TASK BRIEF: Copy all the entries below exactly, but not the pictures.

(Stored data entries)
--- start ---
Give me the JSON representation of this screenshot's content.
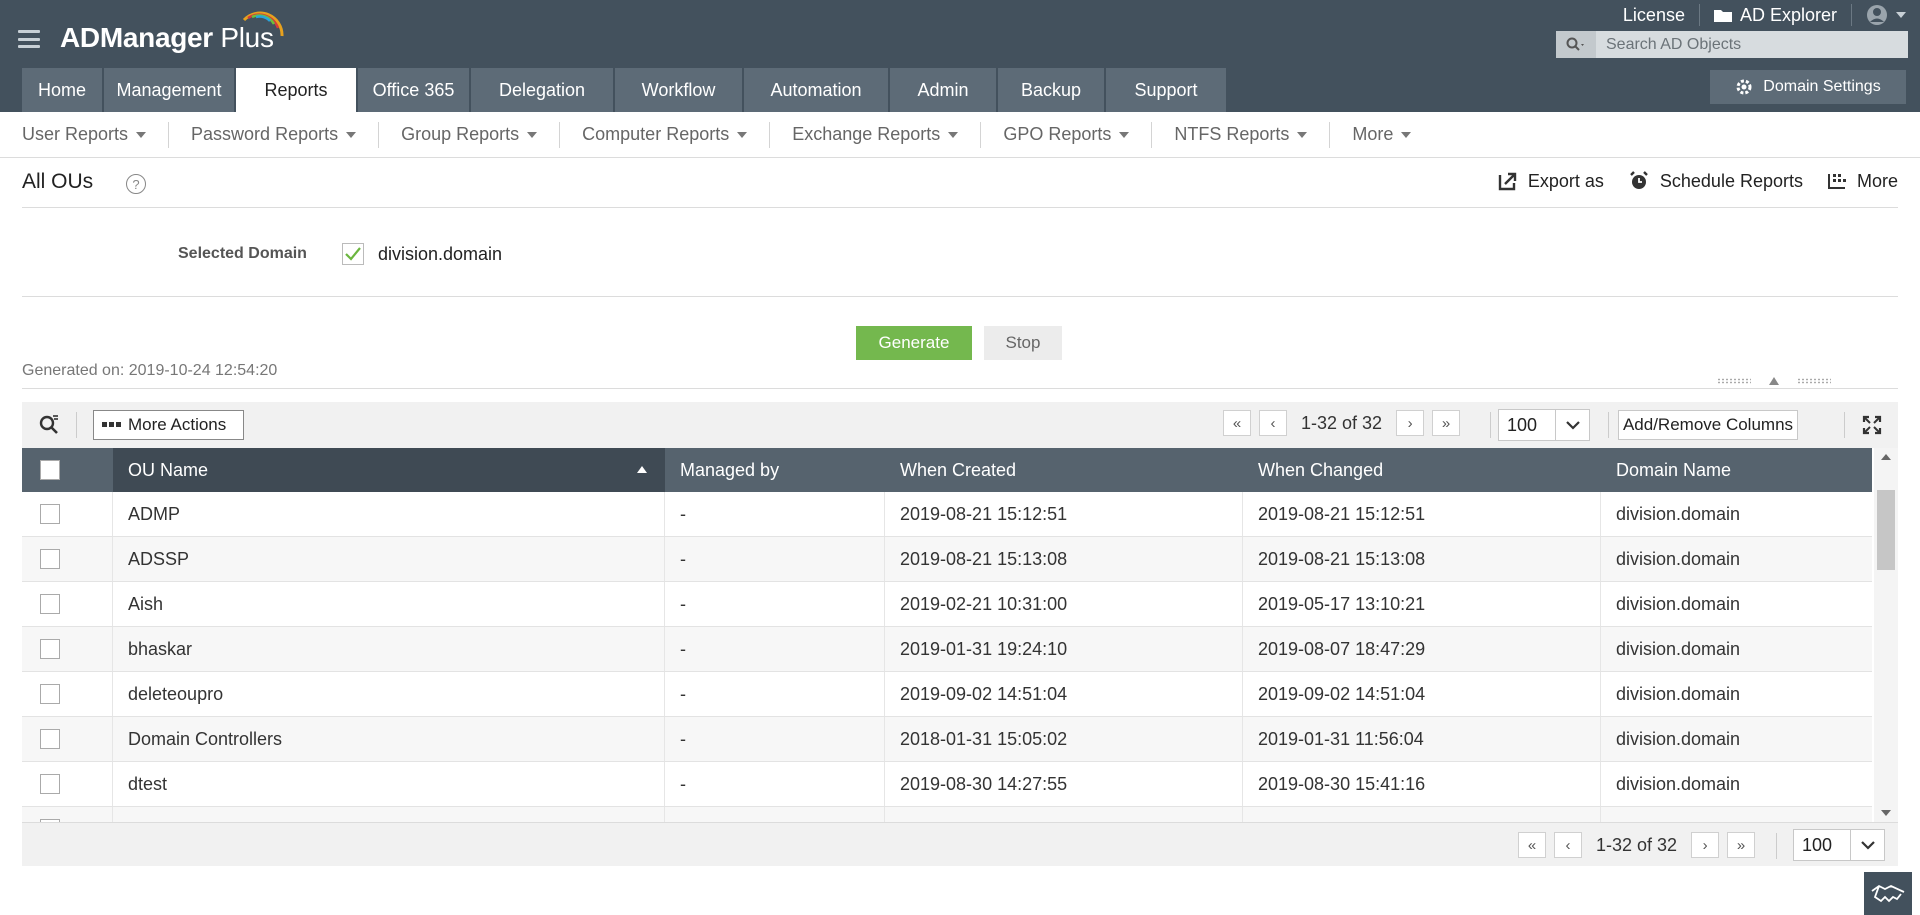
{
  "app": {
    "logo_main": "ADManager",
    "logo_plus": " Plus",
    "logo_arc_colors": [
      "#e7a11e",
      "#2aa5dc",
      "#6cbf3b",
      "#d23b3b"
    ]
  },
  "top_links": {
    "license": "License",
    "ad_explorer": "AD Explorer"
  },
  "search": {
    "placeholder": "Search AD Objects"
  },
  "tabs": [
    {
      "label": "Home",
      "active": false
    },
    {
      "label": "Management",
      "active": false
    },
    {
      "label": "Reports",
      "active": true
    },
    {
      "label": "Office 365",
      "active": false
    },
    {
      "label": "Delegation",
      "active": false
    },
    {
      "label": "Workflow",
      "active": false
    },
    {
      "label": "Automation",
      "active": false
    },
    {
      "label": "Admin",
      "active": false
    },
    {
      "label": "Backup",
      "active": false
    },
    {
      "label": "Support",
      "active": false
    }
  ],
  "domain_settings": "Domain Settings",
  "submenu": [
    "User Reports",
    "Password Reports",
    "Group Reports",
    "Computer Reports",
    "Exchange Reports",
    "GPO Reports",
    "NTFS Reports",
    "More"
  ],
  "page": {
    "title": "All OUs",
    "help": "?",
    "actions": {
      "export": "Export as",
      "schedule": "Schedule Reports",
      "more": "More"
    }
  },
  "domain_selector": {
    "label": "Selected Domain",
    "value": "division.domain",
    "checked": true
  },
  "buttons": {
    "generate": "Generate",
    "stop": "Stop"
  },
  "generated_on": "Generated on: 2019-10-24 12:54:20",
  "toolbar": {
    "more_actions": "More Actions",
    "pager_text": "1-32 of 32",
    "page_size": "100",
    "add_remove": "Add/Remove Columns"
  },
  "table": {
    "headers": {
      "ou_name": "OU Name",
      "managed_by": "Managed by",
      "when_created": "When Created",
      "when_changed": "When Changed",
      "domain_name": "Domain Name"
    },
    "rows": [
      {
        "ou_name": "ADMP",
        "managed_by": "-",
        "when_created": "2019-08-21 15:12:51",
        "when_changed": "2019-08-21 15:12:51",
        "domain_name": "division.domain"
      },
      {
        "ou_name": "ADSSP",
        "managed_by": "-",
        "when_created": "2019-08-21 15:13:08",
        "when_changed": "2019-08-21 15:13:08",
        "domain_name": "division.domain"
      },
      {
        "ou_name": "Aish",
        "managed_by": "-",
        "when_created": "2019-02-21 10:31:00",
        "when_changed": "2019-05-17 13:10:21",
        "domain_name": "division.domain"
      },
      {
        "ou_name": "bhaskar",
        "managed_by": "-",
        "when_created": "2019-01-31 19:24:10",
        "when_changed": "2019-08-07 18:47:29",
        "domain_name": "division.domain"
      },
      {
        "ou_name": "deleteoupro",
        "managed_by": "-",
        "when_created": "2019-09-02 14:51:04",
        "when_changed": "2019-09-02 14:51:04",
        "domain_name": "division.domain"
      },
      {
        "ou_name": "Domain Controllers",
        "managed_by": "-",
        "when_created": "2018-01-31 15:05:02",
        "when_changed": "2019-01-31 11:56:04",
        "domain_name": "division.domain"
      },
      {
        "ou_name": "dtest",
        "managed_by": "-",
        "when_created": "2019-08-30 14:27:55",
        "when_changed": "2019-08-30 15:41:16",
        "domain_name": "division.domain"
      }
    ]
  },
  "footer_pager": {
    "text": "1-32 of 32",
    "page_size": "100"
  },
  "colors": {
    "header_bg": "#43515d",
    "tab_bg": "#5d6b77",
    "table_header_bg": "#56636e",
    "generate_green": "#74b84e"
  }
}
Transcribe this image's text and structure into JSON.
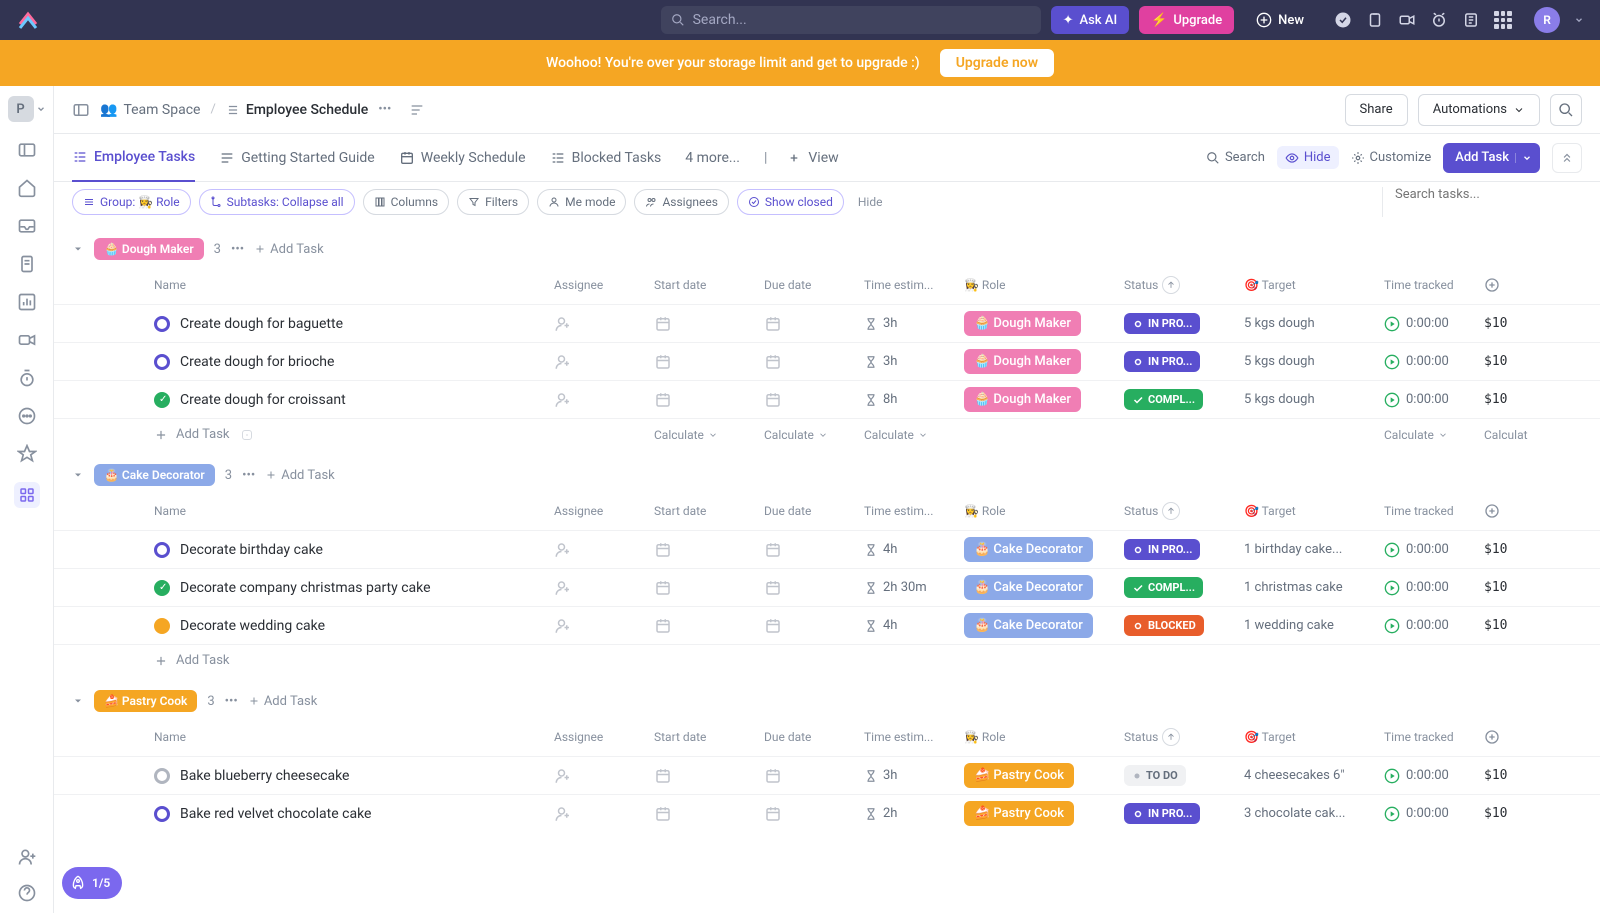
--- end ---
THE RESULT:
Give me the JSON representation of this screenshot's content.
{
  "app": {
    "logo_main": "ADManager",
    "logo_plus": " Plus",
    "logo_arc_colors": [
      "#e7a11e",
      "#2aa5dc",
      "#6cbf3b",
      "#d23b3b"
    ]
  },
  "top_links": {
    "license": "License",
    "ad_explorer": "AD Explorer"
  },
  "search": {
    "placeholder": "Search AD Objects"
  },
  "tabs": [
    {
      "label": "Home",
      "active": false
    },
    {
      "label": "Management",
      "active": false
    },
    {
      "label": "Reports",
      "active": true
    },
    {
      "label": "Office 365",
      "active": false
    },
    {
      "label": "Delegation",
      "active": false
    },
    {
      "label": "Workflow",
      "active": false
    },
    {
      "label": "Automation",
      "active": false
    },
    {
      "label": "Admin",
      "active": false
    },
    {
      "label": "Backup",
      "active": false
    },
    {
      "label": "Support",
      "active": false
    }
  ],
  "domain_settings": "Domain Settings",
  "submenu": [
    "User Reports",
    "Password Reports",
    "Group Reports",
    "Computer Reports",
    "Exchange Reports",
    "GPO Reports",
    "NTFS Reports",
    "More"
  ],
  "page": {
    "title": "All OUs",
    "help": "?",
    "actions": {
      "export": "Export as",
      "schedule": "Schedule Reports",
      "more": "More"
    }
  },
  "domain_selector": {
    "label": "Selected Domain",
    "value": "division.domain",
    "checked": true
  },
  "buttons": {
    "generate": "Generate",
    "stop": "Stop"
  },
  "generated_on": "Generated on: 2019-10-24 12:54:20",
  "toolbar": {
    "more_actions": "More Actions",
    "pager_text": "1-32 of 32",
    "page_size": "100",
    "add_remove": "Add/Remove Columns"
  },
  "table": {
    "headers": {
      "ou_name": "OU Name",
      "managed_by": "Managed by",
      "when_created": "When Created",
      "when_changed": "When Changed",
      "domain_name": "Domain Name"
    },
    "rows": [
      {
        "ou_name": "ADMP",
        "managed_by": "-",
        "when_created": "2019-08-21 15:12:51",
        "when_changed": "2019-08-21 15:12:51",
        "domain_name": "division.domain"
      },
      {
        "ou_name": "ADSSP",
        "managed_by": "-",
        "when_created": "2019-08-21 15:13:08",
        "when_changed": "2019-08-21 15:13:08",
        "domain_name": "division.domain"
      },
      {
        "ou_name": "Aish",
        "managed_by": "-",
        "when_created": "2019-02-21 10:31:00",
        "when_changed": "2019-05-17 13:10:21",
        "domain_name": "division.domain"
      },
      {
        "ou_name": "bhaskar",
        "managed_by": "-",
        "when_created": "2019-01-31 19:24:10",
        "when_changed": "2019-08-07 18:47:29",
        "domain_name": "division.domain"
      },
      {
        "ou_name": "deleteoupro",
        "managed_by": "-",
        "when_created": "2019-09-02 14:51:04",
        "when_changed": "2019-09-02 14:51:04",
        "domain_name": "division.domain"
      },
      {
        "ou_name": "Domain Controllers",
        "managed_by": "-",
        "when_created": "2018-01-31 15:05:02",
        "when_changed": "2019-01-31 11:56:04",
        "domain_name": "division.domain"
      },
      {
        "ou_name": "dtest",
        "managed_by": "-",
        "when_created": "2019-08-30 14:27:55",
        "when_changed": "2019-08-30 15:41:16",
        "domain_name": "division.domain"
      }
    ]
  },
  "footer_pager": {
    "text": "1-32 of 32",
    "page_size": "100"
  },
  "colors": {
    "header_bg": "#43515d",
    "tab_bg": "#5d6b77",
    "table_header_bg": "#56636e",
    "generate_green": "#74b84e"
  }
}
Transcribe this image's text and structure into JSON.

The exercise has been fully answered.